Requirements: Filter the entries that follow, copying every line in which the word "subtype" appears.

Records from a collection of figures
-*-*-

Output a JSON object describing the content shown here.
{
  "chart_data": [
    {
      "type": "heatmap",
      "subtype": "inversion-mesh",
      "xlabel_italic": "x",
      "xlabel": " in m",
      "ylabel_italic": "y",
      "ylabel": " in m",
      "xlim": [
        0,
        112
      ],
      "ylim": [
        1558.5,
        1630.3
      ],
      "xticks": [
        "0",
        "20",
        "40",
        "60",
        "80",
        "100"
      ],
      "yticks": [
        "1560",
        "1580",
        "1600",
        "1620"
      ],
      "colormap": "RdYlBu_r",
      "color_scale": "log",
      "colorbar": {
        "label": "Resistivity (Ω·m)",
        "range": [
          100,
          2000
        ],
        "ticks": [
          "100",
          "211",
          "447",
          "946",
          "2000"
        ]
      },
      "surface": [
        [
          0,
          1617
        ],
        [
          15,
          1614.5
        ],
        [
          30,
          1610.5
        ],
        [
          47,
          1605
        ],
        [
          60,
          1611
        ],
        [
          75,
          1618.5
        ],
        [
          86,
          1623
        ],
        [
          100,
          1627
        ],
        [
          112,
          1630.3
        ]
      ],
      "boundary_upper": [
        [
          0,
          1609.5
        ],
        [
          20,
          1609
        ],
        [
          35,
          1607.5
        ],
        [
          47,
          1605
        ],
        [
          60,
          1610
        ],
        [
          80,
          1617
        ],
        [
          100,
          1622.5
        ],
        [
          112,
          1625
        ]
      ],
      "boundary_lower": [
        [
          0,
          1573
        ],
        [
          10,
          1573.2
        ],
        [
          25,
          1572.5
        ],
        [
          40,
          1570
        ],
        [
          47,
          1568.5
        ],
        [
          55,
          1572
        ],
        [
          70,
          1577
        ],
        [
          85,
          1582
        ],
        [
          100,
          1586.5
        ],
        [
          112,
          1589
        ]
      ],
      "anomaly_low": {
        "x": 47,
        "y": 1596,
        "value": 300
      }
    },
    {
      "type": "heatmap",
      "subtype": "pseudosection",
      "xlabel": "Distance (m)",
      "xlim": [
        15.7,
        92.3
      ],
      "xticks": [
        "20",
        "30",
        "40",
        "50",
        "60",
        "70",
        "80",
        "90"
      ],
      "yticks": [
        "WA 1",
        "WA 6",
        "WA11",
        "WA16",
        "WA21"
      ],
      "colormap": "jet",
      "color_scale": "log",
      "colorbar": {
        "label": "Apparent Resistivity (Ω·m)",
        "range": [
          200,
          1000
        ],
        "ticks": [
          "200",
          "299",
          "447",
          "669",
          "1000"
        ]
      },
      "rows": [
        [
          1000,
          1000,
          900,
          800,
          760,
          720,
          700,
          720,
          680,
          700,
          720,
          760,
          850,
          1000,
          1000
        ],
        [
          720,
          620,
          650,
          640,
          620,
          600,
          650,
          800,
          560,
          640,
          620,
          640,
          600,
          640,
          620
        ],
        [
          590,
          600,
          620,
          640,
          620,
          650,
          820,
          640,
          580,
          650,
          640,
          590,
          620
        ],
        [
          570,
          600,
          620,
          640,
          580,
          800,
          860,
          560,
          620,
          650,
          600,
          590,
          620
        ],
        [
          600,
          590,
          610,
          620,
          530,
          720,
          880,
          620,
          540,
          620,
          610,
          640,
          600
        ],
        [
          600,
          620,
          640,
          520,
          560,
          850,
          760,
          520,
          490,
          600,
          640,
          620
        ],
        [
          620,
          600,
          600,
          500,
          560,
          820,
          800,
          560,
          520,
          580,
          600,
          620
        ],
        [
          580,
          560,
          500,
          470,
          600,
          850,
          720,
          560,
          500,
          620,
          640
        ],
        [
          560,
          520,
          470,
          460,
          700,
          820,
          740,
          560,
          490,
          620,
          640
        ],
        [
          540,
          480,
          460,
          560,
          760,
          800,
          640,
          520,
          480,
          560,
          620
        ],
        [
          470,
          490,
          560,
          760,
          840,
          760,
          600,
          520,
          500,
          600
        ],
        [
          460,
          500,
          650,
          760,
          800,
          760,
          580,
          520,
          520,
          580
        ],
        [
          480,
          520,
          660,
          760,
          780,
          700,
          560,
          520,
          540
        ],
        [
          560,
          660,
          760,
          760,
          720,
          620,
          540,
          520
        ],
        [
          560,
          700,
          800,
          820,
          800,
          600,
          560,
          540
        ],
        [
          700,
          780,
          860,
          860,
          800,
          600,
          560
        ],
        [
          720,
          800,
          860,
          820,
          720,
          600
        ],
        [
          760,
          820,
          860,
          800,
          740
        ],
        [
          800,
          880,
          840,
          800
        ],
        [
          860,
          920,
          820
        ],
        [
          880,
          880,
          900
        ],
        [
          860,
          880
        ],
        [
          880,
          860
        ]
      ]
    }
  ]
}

-*-*-

Output for this task:
      "subtype": "inversion-mesh",
      "subtype": "pseudosection",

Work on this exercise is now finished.